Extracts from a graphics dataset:
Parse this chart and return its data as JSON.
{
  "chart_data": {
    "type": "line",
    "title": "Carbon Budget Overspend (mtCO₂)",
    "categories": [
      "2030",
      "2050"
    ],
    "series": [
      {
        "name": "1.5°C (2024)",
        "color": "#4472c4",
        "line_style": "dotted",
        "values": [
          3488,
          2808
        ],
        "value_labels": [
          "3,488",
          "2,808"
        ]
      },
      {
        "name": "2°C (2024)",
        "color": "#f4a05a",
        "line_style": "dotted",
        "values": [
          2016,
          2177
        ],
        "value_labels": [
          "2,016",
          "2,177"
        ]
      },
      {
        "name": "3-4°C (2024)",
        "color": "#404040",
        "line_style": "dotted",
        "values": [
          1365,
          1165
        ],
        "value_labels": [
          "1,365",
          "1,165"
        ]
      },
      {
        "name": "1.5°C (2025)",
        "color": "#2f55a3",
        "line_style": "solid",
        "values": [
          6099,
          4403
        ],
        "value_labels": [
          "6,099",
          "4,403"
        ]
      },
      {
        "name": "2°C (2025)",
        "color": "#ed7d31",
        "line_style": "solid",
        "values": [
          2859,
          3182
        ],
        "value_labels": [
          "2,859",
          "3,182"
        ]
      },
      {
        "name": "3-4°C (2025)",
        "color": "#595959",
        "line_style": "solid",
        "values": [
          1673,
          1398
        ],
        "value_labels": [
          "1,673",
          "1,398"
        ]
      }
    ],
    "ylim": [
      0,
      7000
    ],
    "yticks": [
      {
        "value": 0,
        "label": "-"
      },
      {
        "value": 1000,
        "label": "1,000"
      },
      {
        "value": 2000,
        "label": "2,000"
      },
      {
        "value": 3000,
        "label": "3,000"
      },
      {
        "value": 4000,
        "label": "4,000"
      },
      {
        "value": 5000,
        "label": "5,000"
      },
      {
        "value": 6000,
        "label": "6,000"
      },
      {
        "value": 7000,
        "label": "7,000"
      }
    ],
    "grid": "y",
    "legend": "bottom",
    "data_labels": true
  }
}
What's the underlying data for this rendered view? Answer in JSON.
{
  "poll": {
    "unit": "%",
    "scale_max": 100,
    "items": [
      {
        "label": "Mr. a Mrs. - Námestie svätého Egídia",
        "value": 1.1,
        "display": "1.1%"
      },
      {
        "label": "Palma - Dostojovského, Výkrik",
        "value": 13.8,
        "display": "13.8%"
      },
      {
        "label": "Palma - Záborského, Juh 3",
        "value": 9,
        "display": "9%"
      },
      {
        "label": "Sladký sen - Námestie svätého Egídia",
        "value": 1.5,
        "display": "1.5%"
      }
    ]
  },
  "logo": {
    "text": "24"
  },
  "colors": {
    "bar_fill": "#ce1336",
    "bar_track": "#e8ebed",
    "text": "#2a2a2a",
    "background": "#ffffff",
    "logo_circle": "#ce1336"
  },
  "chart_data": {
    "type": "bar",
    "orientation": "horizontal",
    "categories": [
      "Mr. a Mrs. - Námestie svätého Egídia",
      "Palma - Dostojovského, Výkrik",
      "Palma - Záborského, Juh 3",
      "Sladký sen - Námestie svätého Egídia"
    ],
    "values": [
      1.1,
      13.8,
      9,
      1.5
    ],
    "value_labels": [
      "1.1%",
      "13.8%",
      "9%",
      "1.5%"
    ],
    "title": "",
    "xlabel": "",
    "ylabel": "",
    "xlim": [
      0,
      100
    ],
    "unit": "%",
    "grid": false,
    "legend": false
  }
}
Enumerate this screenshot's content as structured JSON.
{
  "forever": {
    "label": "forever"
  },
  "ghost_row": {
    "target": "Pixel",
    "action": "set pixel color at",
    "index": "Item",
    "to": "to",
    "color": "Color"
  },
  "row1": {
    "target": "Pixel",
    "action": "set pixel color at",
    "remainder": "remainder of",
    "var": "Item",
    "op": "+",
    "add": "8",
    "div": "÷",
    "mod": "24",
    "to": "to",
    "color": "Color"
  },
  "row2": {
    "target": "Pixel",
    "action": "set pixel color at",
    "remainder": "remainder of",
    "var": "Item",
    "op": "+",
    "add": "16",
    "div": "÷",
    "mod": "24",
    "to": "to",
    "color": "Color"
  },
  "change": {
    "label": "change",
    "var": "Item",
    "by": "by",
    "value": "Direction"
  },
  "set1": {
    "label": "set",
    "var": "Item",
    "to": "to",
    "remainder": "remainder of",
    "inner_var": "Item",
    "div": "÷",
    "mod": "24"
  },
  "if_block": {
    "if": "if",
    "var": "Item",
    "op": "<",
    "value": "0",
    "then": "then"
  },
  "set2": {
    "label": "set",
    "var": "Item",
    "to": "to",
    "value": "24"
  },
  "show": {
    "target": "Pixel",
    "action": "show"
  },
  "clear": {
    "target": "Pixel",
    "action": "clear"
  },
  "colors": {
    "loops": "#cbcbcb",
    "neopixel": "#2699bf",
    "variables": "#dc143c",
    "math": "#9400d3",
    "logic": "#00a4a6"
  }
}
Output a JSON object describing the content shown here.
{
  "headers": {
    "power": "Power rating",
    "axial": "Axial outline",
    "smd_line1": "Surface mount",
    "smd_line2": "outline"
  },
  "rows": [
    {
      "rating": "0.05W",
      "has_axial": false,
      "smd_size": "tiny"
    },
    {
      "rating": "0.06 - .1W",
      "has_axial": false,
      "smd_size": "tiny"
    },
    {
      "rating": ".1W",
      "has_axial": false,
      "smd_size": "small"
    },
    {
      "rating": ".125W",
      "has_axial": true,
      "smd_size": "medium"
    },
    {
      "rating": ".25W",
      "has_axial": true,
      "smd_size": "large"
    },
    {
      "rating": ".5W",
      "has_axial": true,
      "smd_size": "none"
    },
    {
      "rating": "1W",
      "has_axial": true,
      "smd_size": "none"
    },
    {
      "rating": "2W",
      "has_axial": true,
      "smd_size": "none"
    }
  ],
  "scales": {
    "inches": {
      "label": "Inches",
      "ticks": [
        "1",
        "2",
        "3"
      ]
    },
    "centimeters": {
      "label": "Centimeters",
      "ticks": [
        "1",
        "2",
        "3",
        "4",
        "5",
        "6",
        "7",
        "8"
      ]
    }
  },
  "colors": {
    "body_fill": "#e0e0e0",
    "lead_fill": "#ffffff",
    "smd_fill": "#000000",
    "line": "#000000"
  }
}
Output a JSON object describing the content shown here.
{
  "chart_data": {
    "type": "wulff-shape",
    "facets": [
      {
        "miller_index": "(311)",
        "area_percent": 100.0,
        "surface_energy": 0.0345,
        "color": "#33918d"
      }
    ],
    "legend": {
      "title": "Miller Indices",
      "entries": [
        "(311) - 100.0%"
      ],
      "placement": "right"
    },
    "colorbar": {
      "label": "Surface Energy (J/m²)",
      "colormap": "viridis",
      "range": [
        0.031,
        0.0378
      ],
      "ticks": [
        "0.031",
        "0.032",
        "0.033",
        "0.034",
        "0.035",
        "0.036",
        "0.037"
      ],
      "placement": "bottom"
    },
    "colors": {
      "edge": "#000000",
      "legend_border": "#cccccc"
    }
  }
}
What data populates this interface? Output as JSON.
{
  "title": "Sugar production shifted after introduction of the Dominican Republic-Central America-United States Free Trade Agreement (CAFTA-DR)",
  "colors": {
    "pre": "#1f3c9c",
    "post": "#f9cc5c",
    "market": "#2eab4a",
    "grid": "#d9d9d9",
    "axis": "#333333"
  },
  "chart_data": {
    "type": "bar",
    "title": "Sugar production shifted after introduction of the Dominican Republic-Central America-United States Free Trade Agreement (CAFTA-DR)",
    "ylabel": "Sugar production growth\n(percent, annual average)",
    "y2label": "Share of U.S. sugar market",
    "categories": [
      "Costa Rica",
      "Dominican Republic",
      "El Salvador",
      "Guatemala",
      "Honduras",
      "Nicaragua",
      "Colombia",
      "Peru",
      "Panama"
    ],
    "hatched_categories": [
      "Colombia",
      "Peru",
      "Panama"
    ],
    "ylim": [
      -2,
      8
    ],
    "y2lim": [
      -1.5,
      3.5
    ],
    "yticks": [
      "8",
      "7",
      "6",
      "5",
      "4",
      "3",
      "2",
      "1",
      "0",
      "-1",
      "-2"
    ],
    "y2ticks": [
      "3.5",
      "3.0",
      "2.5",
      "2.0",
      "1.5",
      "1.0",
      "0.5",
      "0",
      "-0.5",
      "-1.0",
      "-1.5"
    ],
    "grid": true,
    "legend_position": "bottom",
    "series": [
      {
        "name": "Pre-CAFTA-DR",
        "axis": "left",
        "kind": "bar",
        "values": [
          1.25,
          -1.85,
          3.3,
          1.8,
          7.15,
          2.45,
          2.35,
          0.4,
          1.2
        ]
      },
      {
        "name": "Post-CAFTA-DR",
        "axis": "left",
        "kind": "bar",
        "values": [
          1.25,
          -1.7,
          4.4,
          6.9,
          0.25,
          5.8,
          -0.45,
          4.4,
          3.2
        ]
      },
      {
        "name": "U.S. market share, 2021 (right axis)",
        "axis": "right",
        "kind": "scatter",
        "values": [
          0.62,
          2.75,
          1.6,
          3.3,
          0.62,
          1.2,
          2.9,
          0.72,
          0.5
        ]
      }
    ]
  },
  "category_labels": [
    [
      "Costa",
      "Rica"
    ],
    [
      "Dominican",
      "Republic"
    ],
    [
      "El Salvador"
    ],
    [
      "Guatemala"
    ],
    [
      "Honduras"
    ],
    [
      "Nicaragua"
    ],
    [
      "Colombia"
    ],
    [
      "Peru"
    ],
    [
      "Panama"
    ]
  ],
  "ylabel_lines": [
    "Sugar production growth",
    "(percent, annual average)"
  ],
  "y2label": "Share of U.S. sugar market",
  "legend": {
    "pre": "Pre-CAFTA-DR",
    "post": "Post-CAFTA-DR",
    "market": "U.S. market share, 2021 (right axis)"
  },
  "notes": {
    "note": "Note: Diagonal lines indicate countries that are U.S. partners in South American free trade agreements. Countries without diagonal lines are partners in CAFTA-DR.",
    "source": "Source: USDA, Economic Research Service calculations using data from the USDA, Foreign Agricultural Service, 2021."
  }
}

# DIRECTIONS
Pick out and copy the lines of the material that include the word "title".

# TASK SOLUTION
    "title": "Carbon Budget Overspend (mtCO₂)",
    "title": "",
      "title": "Miller Indices",
  "title": "Sugar production shifted after introduction of the Dominican Republic-Central America-United States Free Trade Agreement (CAFTA-DR)",
    "title": "Sugar production shifted after introduction of the Dominican Republic-Central America-United States Free Trade Agreement (CAFTA-DR)",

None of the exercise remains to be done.